EXERCISE OBJECTIVE: Write only the number of lines in the records beneath that hold "name".

Start of RECORDED INFORMATION

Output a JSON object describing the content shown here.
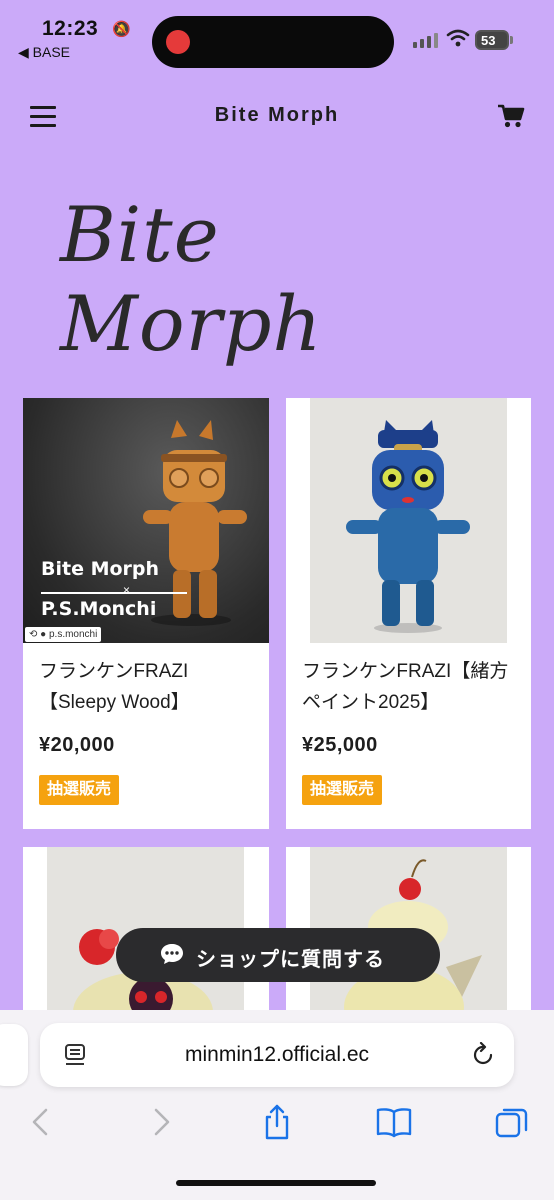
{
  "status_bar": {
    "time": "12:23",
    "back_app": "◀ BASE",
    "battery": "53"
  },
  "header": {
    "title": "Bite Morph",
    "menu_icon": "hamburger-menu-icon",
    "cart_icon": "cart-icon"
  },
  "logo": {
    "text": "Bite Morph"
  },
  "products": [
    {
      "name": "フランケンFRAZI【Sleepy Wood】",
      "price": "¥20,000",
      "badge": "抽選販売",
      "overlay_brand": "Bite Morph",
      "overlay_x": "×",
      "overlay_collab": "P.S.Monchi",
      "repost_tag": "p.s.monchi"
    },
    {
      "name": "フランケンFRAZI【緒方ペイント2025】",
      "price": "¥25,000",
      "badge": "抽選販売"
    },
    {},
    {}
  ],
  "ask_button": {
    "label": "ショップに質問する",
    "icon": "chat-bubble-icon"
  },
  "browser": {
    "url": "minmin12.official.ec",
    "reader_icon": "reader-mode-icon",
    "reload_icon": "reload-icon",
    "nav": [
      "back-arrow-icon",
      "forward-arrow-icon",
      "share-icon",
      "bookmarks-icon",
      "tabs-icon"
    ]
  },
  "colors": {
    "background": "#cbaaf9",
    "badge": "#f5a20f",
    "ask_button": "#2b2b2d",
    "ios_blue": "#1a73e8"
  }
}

End of RECORDED INFORMATION

COMPLETED EXERCISE: 2